## [Records supplied]
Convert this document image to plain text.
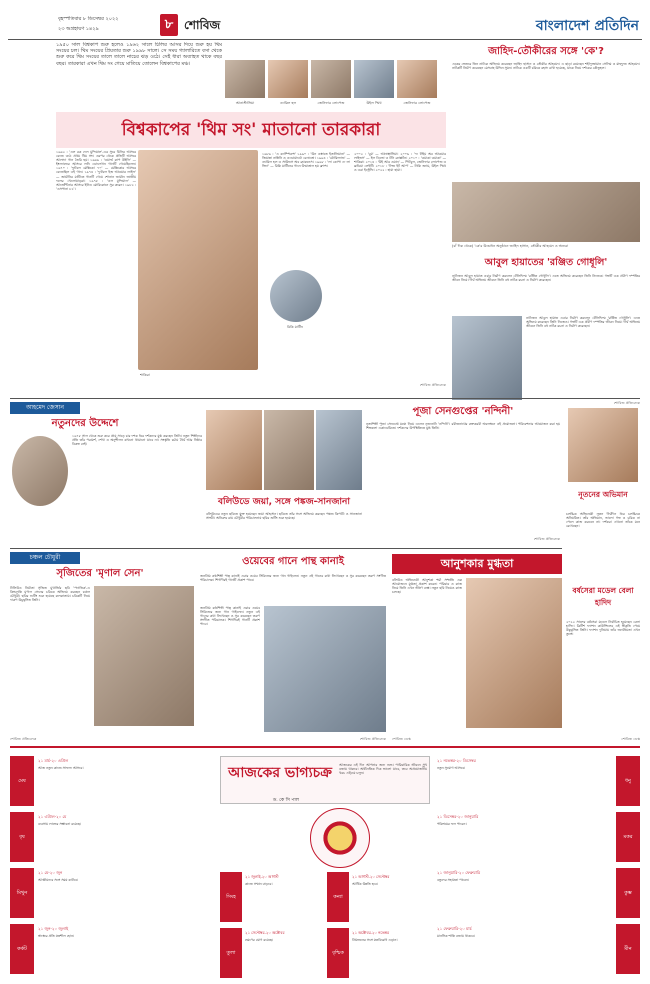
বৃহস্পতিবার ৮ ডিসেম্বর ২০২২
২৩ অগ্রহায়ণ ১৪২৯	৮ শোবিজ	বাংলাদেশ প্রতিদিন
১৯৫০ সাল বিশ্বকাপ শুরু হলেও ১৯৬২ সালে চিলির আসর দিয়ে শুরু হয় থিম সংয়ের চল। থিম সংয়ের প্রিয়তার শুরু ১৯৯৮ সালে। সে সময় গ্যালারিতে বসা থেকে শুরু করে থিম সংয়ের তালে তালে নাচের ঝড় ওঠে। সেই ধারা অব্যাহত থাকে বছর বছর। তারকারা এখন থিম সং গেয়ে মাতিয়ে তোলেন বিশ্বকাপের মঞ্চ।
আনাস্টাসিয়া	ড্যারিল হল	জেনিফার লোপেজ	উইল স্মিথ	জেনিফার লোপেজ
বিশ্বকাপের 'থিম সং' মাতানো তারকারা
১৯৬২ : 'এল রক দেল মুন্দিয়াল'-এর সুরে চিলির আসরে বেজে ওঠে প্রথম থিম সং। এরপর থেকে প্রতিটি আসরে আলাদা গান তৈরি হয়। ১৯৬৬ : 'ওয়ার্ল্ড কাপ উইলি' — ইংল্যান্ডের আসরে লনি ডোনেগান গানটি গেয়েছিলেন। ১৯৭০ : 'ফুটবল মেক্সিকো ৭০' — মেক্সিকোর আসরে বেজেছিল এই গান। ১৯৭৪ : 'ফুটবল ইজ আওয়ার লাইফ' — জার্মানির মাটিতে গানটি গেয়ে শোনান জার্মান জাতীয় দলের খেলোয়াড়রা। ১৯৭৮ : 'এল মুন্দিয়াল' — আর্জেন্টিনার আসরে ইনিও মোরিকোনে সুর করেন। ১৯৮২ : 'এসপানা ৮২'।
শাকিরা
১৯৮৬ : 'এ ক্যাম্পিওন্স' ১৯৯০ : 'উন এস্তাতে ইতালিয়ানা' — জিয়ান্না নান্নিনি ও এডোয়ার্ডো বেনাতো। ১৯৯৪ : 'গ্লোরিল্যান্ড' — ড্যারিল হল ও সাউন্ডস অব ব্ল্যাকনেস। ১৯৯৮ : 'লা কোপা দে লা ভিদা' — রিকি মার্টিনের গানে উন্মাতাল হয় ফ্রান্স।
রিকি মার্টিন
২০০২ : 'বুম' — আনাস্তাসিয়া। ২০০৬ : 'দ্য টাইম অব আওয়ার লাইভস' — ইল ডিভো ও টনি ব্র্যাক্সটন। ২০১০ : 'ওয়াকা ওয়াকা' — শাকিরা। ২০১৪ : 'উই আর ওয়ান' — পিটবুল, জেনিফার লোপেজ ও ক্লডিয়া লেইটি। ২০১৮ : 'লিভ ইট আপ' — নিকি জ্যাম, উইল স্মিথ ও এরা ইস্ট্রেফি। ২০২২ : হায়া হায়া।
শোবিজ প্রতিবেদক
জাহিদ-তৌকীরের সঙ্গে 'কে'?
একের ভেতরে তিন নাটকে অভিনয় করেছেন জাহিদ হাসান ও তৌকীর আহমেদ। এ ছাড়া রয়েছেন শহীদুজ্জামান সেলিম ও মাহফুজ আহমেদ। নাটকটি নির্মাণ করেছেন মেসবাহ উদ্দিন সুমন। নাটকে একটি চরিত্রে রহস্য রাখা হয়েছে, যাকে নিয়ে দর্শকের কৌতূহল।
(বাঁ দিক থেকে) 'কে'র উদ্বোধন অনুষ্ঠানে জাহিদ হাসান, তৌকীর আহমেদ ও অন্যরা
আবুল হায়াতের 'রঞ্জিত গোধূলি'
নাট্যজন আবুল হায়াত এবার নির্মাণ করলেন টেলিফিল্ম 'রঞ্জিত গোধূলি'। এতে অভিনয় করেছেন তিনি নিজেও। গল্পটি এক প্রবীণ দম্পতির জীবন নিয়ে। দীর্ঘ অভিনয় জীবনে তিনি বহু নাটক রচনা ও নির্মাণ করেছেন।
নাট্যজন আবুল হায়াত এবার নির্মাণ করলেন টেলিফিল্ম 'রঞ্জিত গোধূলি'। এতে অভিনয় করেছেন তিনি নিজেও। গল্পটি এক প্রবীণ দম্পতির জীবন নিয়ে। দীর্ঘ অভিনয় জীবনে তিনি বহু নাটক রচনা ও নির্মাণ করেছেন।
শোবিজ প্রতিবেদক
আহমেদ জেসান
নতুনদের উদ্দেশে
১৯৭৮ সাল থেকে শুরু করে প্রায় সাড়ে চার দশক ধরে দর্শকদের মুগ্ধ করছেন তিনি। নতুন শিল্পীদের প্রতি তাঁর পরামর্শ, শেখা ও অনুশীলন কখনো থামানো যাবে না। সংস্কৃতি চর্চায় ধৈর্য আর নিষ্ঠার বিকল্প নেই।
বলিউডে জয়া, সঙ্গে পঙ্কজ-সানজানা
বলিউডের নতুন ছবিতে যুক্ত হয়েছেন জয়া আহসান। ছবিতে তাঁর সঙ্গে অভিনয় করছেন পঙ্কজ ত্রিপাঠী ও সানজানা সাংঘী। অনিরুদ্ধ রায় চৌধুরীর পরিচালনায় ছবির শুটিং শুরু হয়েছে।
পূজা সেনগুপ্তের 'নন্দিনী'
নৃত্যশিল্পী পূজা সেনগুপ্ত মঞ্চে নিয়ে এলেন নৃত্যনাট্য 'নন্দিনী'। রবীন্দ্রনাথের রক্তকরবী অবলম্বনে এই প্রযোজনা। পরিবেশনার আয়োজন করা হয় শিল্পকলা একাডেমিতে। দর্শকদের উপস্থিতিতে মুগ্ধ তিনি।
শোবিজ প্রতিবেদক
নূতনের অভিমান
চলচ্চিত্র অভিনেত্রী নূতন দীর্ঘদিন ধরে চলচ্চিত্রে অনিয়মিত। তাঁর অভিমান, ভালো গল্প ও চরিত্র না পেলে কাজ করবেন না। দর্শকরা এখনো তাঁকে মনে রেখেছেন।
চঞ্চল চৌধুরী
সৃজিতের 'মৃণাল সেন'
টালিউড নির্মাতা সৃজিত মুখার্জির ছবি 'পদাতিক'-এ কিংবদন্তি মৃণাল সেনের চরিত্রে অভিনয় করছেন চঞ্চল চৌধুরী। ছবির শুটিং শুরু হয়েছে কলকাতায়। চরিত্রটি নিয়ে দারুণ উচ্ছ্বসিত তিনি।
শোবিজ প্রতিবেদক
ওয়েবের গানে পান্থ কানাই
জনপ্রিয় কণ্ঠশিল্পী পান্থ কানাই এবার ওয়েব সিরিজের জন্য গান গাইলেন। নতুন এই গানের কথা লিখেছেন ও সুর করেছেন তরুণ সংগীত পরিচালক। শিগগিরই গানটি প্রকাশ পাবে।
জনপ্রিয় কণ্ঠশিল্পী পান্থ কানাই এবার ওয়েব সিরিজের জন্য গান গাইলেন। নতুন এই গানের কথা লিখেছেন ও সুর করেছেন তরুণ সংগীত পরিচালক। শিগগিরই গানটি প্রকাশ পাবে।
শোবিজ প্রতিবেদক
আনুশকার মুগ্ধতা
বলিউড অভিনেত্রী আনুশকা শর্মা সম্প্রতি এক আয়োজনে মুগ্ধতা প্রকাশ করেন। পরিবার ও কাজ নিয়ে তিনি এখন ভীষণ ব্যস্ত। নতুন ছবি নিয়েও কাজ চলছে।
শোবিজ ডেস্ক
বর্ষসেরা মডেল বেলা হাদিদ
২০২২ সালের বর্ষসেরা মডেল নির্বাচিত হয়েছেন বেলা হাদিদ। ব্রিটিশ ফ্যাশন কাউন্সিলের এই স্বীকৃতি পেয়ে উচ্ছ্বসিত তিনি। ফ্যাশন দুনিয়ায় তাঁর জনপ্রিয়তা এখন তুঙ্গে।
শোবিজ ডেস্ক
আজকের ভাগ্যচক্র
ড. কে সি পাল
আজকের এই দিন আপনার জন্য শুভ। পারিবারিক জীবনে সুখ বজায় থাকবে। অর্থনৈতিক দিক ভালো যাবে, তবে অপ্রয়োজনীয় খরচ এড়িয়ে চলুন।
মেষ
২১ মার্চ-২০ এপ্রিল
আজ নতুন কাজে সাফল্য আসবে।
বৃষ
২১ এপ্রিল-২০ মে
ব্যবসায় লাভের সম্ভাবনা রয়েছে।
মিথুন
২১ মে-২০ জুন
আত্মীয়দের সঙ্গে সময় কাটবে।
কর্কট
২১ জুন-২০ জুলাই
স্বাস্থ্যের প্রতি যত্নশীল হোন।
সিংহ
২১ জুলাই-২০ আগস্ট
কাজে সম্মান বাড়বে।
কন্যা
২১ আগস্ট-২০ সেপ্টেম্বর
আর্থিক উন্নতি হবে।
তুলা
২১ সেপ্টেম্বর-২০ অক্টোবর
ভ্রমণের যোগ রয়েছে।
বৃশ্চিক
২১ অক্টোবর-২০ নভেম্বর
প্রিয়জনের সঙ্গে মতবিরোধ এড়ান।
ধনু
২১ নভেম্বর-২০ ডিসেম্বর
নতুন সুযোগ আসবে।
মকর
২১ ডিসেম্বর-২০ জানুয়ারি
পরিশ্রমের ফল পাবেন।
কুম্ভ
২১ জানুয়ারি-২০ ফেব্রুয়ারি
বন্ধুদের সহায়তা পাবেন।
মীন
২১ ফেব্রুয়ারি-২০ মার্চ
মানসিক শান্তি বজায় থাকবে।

* * *

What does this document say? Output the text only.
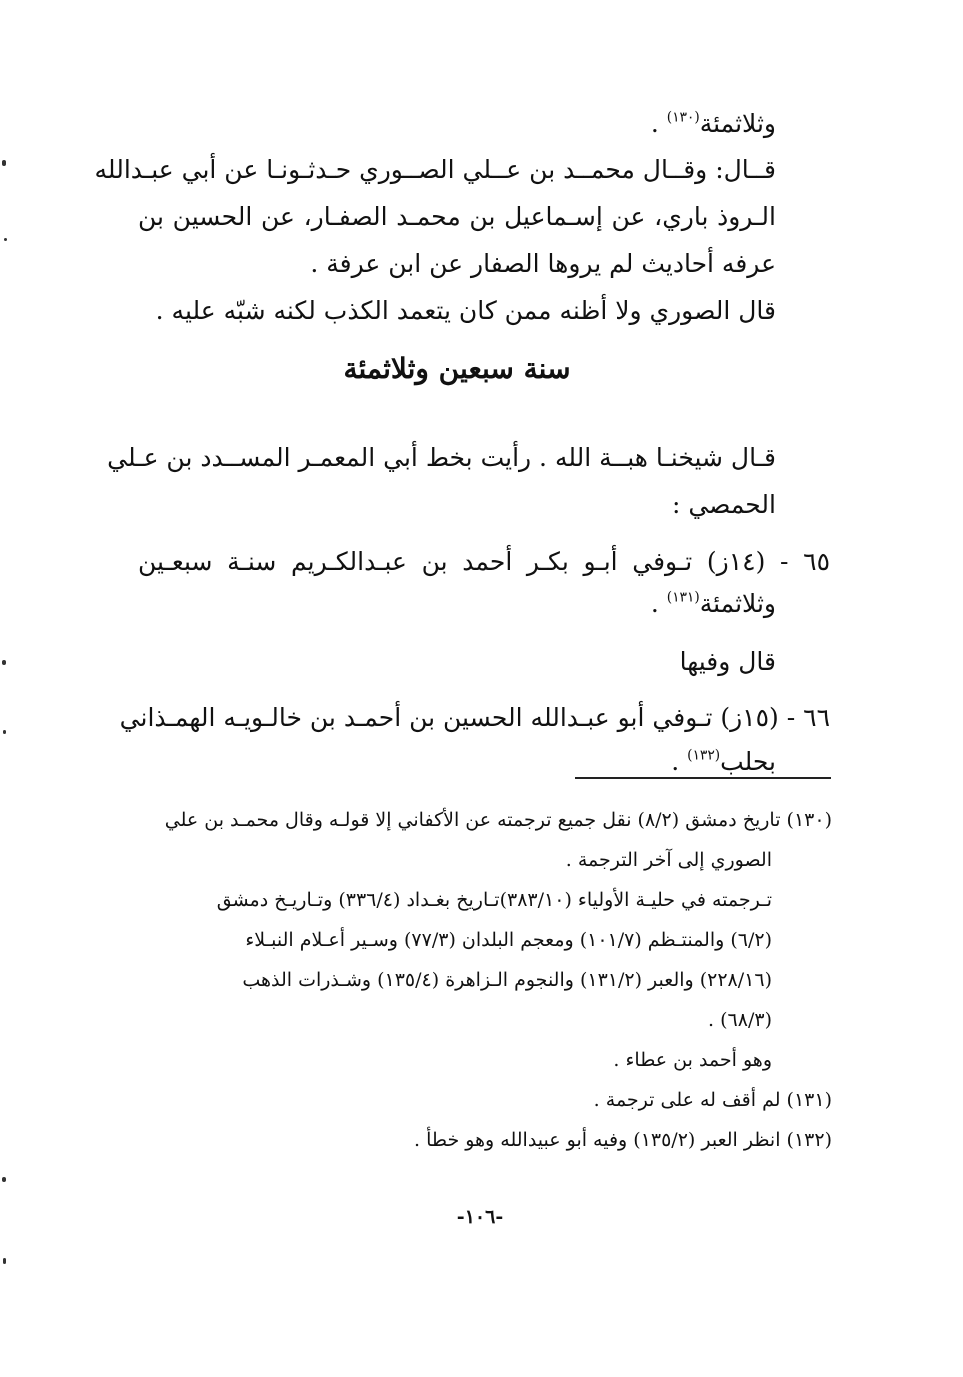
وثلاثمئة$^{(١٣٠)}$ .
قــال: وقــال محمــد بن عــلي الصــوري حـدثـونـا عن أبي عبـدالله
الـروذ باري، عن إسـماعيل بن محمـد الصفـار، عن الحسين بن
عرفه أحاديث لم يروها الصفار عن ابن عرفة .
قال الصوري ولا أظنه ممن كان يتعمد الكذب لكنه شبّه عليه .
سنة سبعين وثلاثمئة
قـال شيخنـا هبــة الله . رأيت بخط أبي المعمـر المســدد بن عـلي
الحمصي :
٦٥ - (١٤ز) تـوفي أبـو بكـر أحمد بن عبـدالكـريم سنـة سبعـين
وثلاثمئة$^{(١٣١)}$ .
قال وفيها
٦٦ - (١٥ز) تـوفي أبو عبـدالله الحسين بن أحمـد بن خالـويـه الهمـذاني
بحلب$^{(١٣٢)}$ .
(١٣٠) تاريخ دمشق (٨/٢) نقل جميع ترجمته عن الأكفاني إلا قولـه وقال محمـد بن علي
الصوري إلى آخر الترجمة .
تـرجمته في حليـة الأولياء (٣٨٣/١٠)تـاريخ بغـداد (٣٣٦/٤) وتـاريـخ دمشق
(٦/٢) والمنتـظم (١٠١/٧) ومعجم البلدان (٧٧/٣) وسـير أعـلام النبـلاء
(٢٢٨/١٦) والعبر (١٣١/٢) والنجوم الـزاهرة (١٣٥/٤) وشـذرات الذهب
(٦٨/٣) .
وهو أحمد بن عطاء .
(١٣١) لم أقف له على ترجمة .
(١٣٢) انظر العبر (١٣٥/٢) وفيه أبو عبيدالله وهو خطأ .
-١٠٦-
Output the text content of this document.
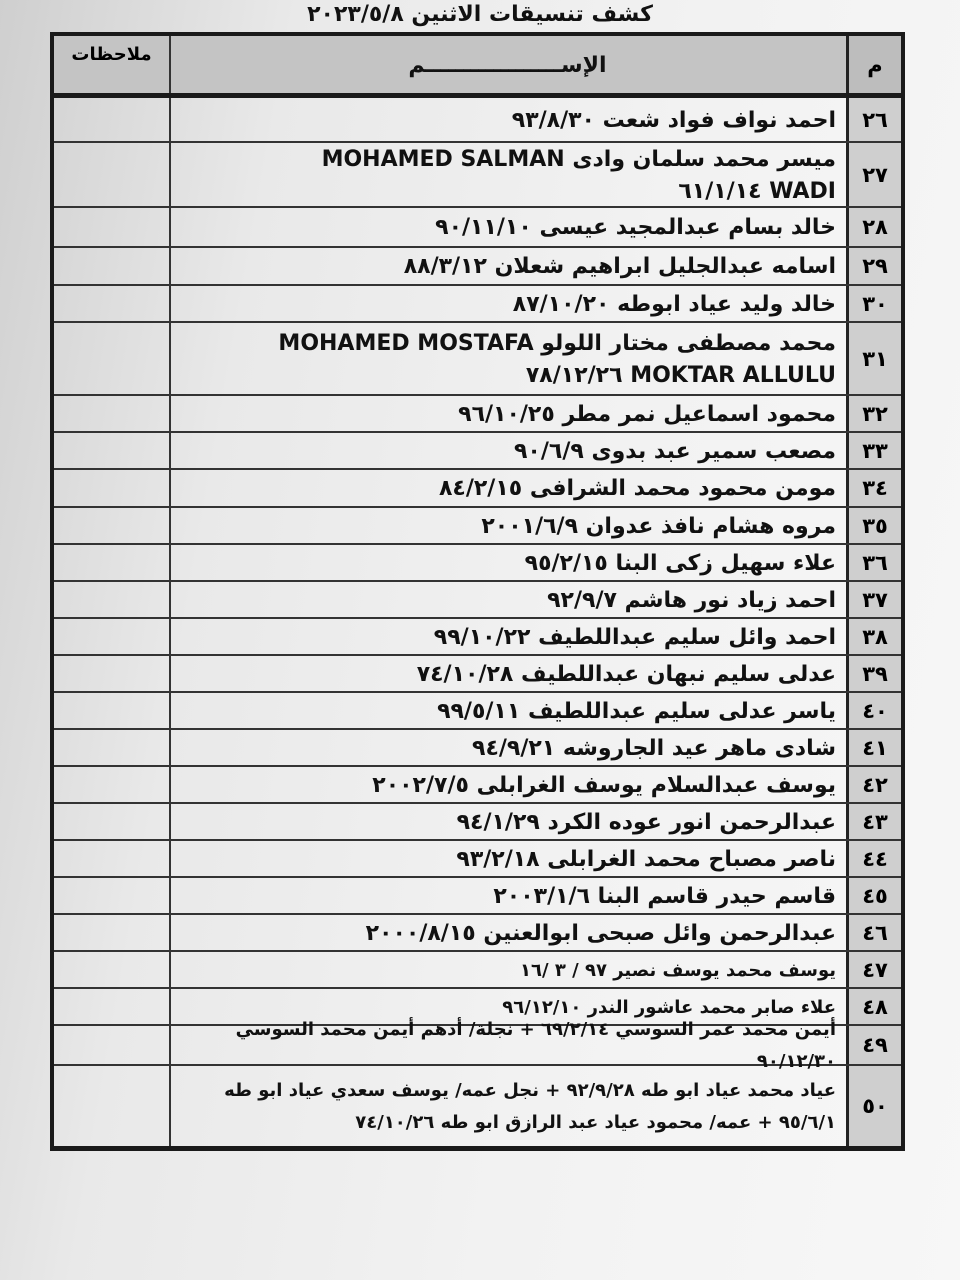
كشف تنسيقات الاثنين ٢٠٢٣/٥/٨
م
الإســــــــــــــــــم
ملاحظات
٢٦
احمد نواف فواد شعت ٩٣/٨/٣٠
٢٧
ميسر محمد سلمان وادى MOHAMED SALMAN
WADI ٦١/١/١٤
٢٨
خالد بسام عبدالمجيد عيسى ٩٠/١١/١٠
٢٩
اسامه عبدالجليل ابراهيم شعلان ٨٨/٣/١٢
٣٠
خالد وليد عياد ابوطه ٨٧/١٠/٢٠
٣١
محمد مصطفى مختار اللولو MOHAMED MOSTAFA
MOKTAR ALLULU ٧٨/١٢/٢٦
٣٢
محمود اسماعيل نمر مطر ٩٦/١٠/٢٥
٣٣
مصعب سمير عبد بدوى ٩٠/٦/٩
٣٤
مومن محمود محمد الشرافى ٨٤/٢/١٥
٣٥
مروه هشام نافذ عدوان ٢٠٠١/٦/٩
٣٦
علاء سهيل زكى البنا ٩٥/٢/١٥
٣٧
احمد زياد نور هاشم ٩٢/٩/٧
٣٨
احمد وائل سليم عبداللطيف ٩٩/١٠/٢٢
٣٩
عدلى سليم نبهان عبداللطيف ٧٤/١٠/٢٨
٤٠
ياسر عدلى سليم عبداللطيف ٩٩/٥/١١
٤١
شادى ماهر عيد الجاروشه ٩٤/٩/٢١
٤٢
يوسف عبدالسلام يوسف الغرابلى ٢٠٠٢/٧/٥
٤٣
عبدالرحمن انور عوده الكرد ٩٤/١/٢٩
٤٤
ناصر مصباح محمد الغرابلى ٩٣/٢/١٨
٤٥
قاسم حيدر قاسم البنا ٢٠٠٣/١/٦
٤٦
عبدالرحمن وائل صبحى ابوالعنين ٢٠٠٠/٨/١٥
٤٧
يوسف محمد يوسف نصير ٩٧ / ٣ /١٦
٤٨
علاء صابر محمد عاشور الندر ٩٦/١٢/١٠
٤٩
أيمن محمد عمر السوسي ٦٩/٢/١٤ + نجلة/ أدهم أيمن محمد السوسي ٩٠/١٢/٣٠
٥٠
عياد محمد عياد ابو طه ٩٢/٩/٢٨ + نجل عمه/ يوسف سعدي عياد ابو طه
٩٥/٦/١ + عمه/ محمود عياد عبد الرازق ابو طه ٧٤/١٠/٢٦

## [Given exercise]
Return all lines containing the word "علاء".

## [Full response]
علاء سهيل زكى البنا ٩٥/٢/١٥
علاء صابر محمد عاشور الندر ٩٦/١٢/١٠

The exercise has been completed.